## RECORDS

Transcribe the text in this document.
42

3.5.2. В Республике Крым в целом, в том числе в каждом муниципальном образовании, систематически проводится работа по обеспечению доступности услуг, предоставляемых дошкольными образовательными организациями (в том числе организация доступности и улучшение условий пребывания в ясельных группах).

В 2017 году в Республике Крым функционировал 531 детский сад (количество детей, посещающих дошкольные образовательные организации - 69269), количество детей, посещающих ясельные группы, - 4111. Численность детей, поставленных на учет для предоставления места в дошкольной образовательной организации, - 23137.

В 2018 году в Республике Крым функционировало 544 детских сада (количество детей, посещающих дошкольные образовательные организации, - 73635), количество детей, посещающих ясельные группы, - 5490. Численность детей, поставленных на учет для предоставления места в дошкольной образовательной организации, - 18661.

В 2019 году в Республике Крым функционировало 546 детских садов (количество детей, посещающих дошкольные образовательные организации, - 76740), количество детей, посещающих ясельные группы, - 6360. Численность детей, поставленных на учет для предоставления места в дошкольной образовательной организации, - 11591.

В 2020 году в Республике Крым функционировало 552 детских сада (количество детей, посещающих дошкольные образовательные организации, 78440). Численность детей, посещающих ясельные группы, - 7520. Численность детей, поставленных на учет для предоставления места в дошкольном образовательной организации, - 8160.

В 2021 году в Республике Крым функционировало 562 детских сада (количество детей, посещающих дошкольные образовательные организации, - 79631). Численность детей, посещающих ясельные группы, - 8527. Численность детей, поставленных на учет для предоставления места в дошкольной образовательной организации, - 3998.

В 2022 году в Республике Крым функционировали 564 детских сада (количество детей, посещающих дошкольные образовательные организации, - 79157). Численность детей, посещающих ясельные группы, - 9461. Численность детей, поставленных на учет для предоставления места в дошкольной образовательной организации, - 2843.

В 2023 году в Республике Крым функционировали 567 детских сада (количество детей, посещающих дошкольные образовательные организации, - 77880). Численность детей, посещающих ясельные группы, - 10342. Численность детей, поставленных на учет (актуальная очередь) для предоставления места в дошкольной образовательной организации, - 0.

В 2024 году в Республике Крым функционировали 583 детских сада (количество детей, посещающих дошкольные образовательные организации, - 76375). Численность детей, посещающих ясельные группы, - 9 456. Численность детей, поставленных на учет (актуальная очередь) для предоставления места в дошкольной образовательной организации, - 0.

## WORK TO COMPLETE
Would you copy out each line exactly as written?

## TASK SOLUTION
Transcribe the text in this document.
42

3.5.2. В Республике Крым в целом, в том числе в каждом муниципальном образовании, систематически проводится работа по обеспечению доступности услуг, предоставляемых дошкольными образовательными организациями (в том числе организация доступности и улучшение условий пребывания в ясельных группах).

В 2017 году в Республике Крым функционировал 531 детский сад (количество детей, посещающих дошкольные образовательные организации - 69269), количество детей, посещающих ясельные группы, - 4111. Численность детей, поставленных на учет для предоставления места в дошкольной образовательной организации, - 23137.

В 2018 году в Республике Крым функционировало 544 детских сада (количество детей, посещающих дошкольные образовательные организации, - 73635), количество детей, посещающих ясельные группы, - 5490. Численность детей, поставленных на учет для предоставления места в дошкольной образовательной организации, - 18661.

В 2019 году в Республике Крым функционировало 546 детских садов (количество детей, посещающих дошкольные образовательные организации, - 76740), количество детей, посещающих ясельные группы, - 6360. Численность детей, поставленных на учет для предоставления места в дошкольной образовательной организации, - 11591.

В 2020 году в Республике Крым функционировало 552 детских сада (количество детей, посещающих дошкольные образовательные организации, 78440). Численность детей, посещающих ясельные группы, - 7520. Численность детей, поставленных на учет для предоставления места в дошкольном образовательной организации, - 8160.

В 2021 году в Республике Крым функционировало 562 детских сада (количество детей, посещающих дошкольные образовательные организации, - 79631). Численность детей, посещающих ясельные группы, - 8527. Численность детей, поставленных на учет для предоставления места в дошкольной образовательной организации, - 3998.

В 2022 году в Республике Крым функционировали 564 детских сада (количество детей, посещающих дошкольные образовательные организации, - 79157). Численность детей, посещающих ясельные группы, - 9461. Численность детей, поставленных на учет для предоставления места в дошкольной образовательной организации, - 2843.

В 2023 году в Республике Крым функционировали 567 детских сада (количество детей, посещающих дошкольные образовательные организации, - 77880). Численность детей, посещающих ясельные группы, - 10342. Численность детей, поставленных на учет (актуальная очередь) для предоставления места в дошкольной образовательной организации, - 0.

В 2024 году в Республике Крым функционировали 583 детских сада (количество детей, посещающих дошкольные образовательные организации, - 76375). Численность детей, посещающих ясельные группы, - 9 456. Численность детей, поставленных на учет (актуальная очередь) для предоставления места в дошкольной образовательной организации, - 0.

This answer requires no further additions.